* **Brief**: Output the data word for word, dropping every image.

Stored data:
>> BEGIN

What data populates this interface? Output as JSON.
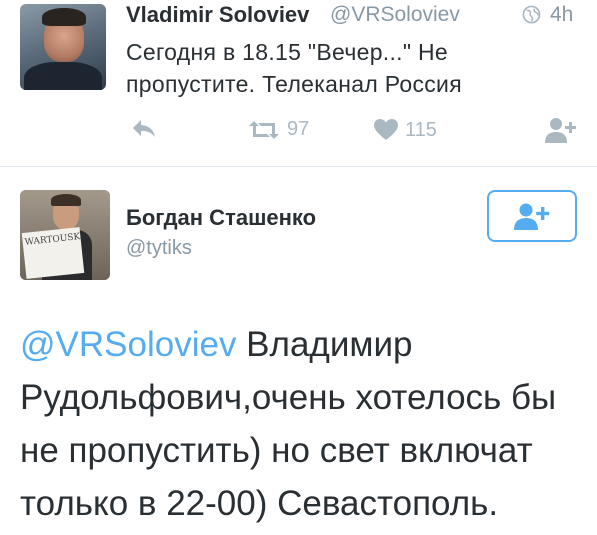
{
  "tweet": {
    "author_name": "Vladimir Soloviev",
    "author_handle": "@VRSoloviev",
    "time": "4h",
    "text": "Сегодня в 18.15 \"Вечер...\" Не пропустите. Телеканал Россия",
    "retweets": "97",
    "likes": "115",
    "icons": {
      "globe": "globe-icon",
      "reply": "reply-icon",
      "retweet": "retweet-icon",
      "like": "heart-icon",
      "follow": "follow-icon"
    }
  },
  "reply": {
    "author_name": "Богдан Сташенко",
    "author_handle": "@tytiks",
    "mention": "@VRSoloviev",
    "text": " Владимир Рудольфович,очень хотелось бы не пропустить) но свет включат только в 22-00) Севастополь.",
    "avatar_sign_text": "WARTOUSK"
  },
  "colors": {
    "accent": "#55acee",
    "muted": "#8899a6",
    "icon": "#aab8c2",
    "text": "#292f33",
    "divider": "#e1e8ed"
  }
}
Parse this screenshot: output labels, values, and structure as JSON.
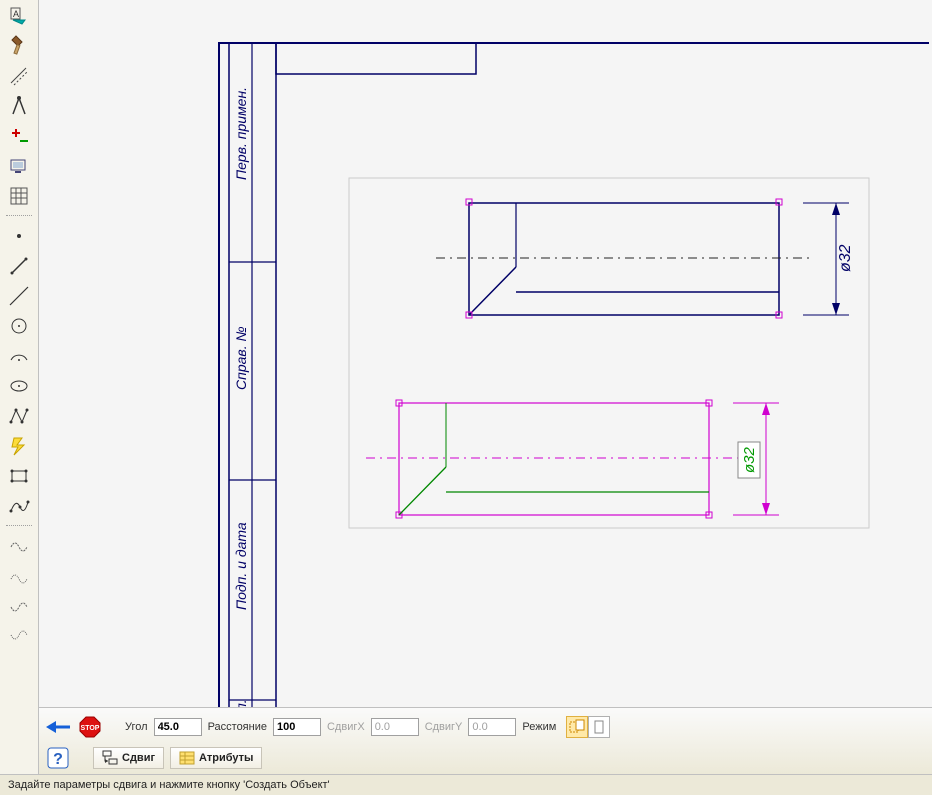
{
  "titleblock": {
    "block1": "Перв. примен.",
    "block2": "Справ. №",
    "block3": "Подп. и дата",
    "block4": "убл."
  },
  "dim_label_top": "ø32",
  "dim_label_bottom": "ø32",
  "panel": {
    "angle_label": "Угол",
    "angle_value": "45.0",
    "distance_label": "Расстояние",
    "distance_value": "100",
    "shiftx_label": "СдвигX",
    "shiftx_value": "0.0",
    "shifty_label": "СдвигY",
    "shifty_value": "0.0",
    "mode_label": "Режим"
  },
  "tabs": {
    "shift": "Сдвиг",
    "attrs": "Атрибуты"
  },
  "status": "Задайте параметры сдвига и нажмите кнопку 'Создать Объект'"
}
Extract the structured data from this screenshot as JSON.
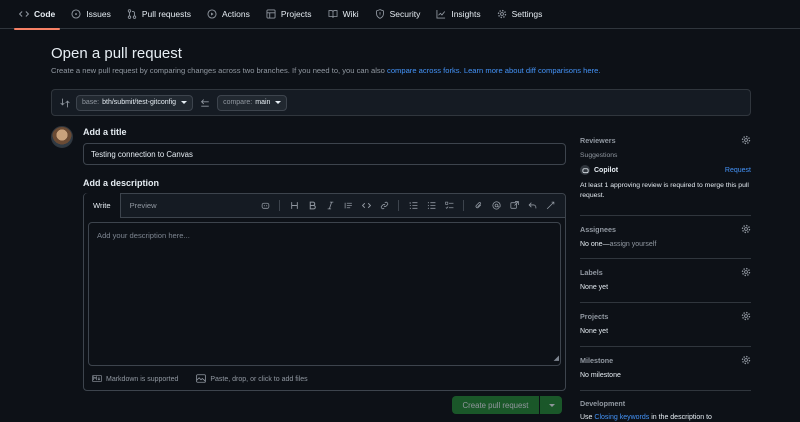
{
  "nav": {
    "items": [
      {
        "label": "Code",
        "icon": "code-icon",
        "active": true
      },
      {
        "label": "Issues",
        "icon": "issue-icon"
      },
      {
        "label": "Pull requests",
        "icon": "pull-request-icon"
      },
      {
        "label": "Actions",
        "icon": "play-icon"
      },
      {
        "label": "Projects",
        "icon": "table-icon"
      },
      {
        "label": "Wiki",
        "icon": "book-icon"
      },
      {
        "label": "Security",
        "icon": "shield-icon"
      },
      {
        "label": "Insights",
        "icon": "graph-icon"
      },
      {
        "label": "Settings",
        "icon": "gear-icon"
      }
    ]
  },
  "header": {
    "title": "Open a pull request",
    "subtitle_text": "Create a new pull request by comparing changes across two branches. If you need to, you can also ",
    "subtitle_link1": "compare across forks.",
    "subtitle_link2": "Learn more about diff comparisons here."
  },
  "compare": {
    "base_prefix": "base:",
    "base_branch": "bth/submit/test-gitconfig",
    "compare_prefix": "compare:",
    "compare_branch": "main"
  },
  "form": {
    "title_label": "Add a title",
    "title_value": "Testing connection to Canvas",
    "desc_label": "Add a description",
    "tab_write": "Write",
    "tab_preview": "Preview",
    "desc_placeholder": "Add your description here...",
    "markdown_note": "Markdown is supported",
    "files_note": "Paste, drop, or click to add files",
    "submit_label": "Create pull request"
  },
  "sidebar": {
    "reviewers_title": "Reviewers",
    "suggestions_label": "Suggestions",
    "copilot_name": "Copilot",
    "request_label": "Request",
    "review_note": "At least 1 approving review is required to merge this pull request.",
    "assignees_title": "Assignees",
    "assignees_none": "No one—",
    "assign_yourself": "assign yourself",
    "labels_title": "Labels",
    "labels_value": "None yet",
    "projects_title": "Projects",
    "projects_value": "None yet",
    "milestone_title": "Milestone",
    "milestone_value": "No milestone",
    "development_title": "Development",
    "development_text_prefix": "Use ",
    "development_link": "Closing keywords",
    "development_text_suffix": " in the description to"
  },
  "colors": {
    "accent": "#f78166",
    "link": "#4493f8",
    "primary_button": "#238636",
    "background": "#0d1117"
  }
}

>> END

* **Task answer**:
What data populates this interface? Output as JSON.
{
  "tweet": {
    "author_name": "Vladimir Soloviev",
    "author_handle": "@VRSoloviev",
    "time": "4h",
    "text": "Сегодня в 18.15 \"Вечер...\" Не пропустите. Телеканал Россия",
    "retweets": "97",
    "likes": "115",
    "icons": {
      "globe": "globe-icon",
      "reply": "reply-icon",
      "retweet": "retweet-icon",
      "like": "heart-icon",
      "follow": "follow-icon"
    }
  },
  "reply": {
    "author_name": "Богдан Сташенко",
    "author_handle": "@tytiks",
    "mention": "@VRSoloviev",
    "text": " Владимир Рудольфович,очень хотелось бы не пропустить) но свет включат только в 22-00) Севастополь.",
    "avatar_sign_text": "WARTOUSK"
  },
  "colors": {
    "accent": "#55acee",
    "muted": "#8899a6",
    "icon": "#aab8c2",
    "text": "#292f33",
    "divider": "#e1e8ed"
  }
}
Parse this screenshot: output labels, values, and structure as JSON.
{
  "titleblock": {
    "block1": "Перв. примен.",
    "block2": "Справ. №",
    "block3": "Подп. и дата",
    "block4": "убл."
  },
  "dim_label_top": "ø32",
  "dim_label_bottom": "ø32",
  "panel": {
    "angle_label": "Угол",
    "angle_value": "45.0",
    "distance_label": "Расстояние",
    "distance_value": "100",
    "shiftx_label": "СдвигX",
    "shiftx_value": "0.0",
    "shifty_label": "СдвигY",
    "shifty_value": "0.0",
    "mode_label": "Режим"
  },
  "tabs": {
    "shift": "Сдвиг",
    "attrs": "Атрибуты"
  },
  "status": "Задайте параметры сдвига и нажмите кнопку 'Создать Объект'"
}
Extract the structured data from this screenshot as JSON.
{
  "nav": {
    "items": [
      {
        "label": "Code",
        "icon": "code-icon",
        "active": true
      },
      {
        "label": "Issues",
        "icon": "issue-icon"
      },
      {
        "label": "Pull requests",
        "icon": "pull-request-icon"
      },
      {
        "label": "Actions",
        "icon": "play-icon"
      },
      {
        "label": "Projects",
        "icon": "table-icon"
      },
      {
        "label": "Wiki",
        "icon": "book-icon"
      },
      {
        "label": "Security",
        "icon": "shield-icon"
      },
      {
        "label": "Insights",
        "icon": "graph-icon"
      },
      {
        "label": "Settings",
        "icon": "gear-icon"
      }
    ]
  },
  "header": {
    "title": "Open a pull request",
    "subtitle_text": "Create a new pull request by comparing changes across two branches. If you need to, you can also ",
    "subtitle_link1": "compare across forks.",
    "subtitle_link2": "Learn more about diff comparisons here."
  },
  "compare": {
    "base_prefix": "base:",
    "base_branch": "bth/submit/test-gitconfig",
    "compare_prefix": "compare:",
    "compare_branch": "main"
  },
  "form": {
    "title_label": "Add a title",
    "title_value": "Testing connection to Canvas",
    "desc_label": "Add a description",
    "tab_write": "Write",
    "tab_preview": "Preview",
    "desc_placeholder": "Add your description here...",
    "markdown_note": "Markdown is supported",
    "files_note": "Paste, drop, or click to add files",
    "submit_label": "Create pull request"
  },
  "sidebar": {
    "reviewers_title": "Reviewers",
    "suggestions_label": "Suggestions",
    "copilot_name": "Copilot",
    "request_label": "Request",
    "review_note": "At least 1 approving review is required to merge this pull request.",
    "assignees_title": "Assignees",
    "assignees_none": "No one—",
    "assign_yourself": "assign yourself",
    "labels_title": "Labels",
    "labels_value": "None yet",
    "projects_title": "Projects",
    "projects_value": "None yet",
    "milestone_title": "Milestone",
    "milestone_value": "No milestone",
    "development_title": "Development",
    "development_text_prefix": "Use ",
    "development_link": "Closing keywords",
    "development_text_suffix": " in the description to"
  },
  "colors": {
    "accent": "#f78166",
    "link": "#4493f8",
    "primary_button": "#238636",
    "background": "#0d1117"
  }
}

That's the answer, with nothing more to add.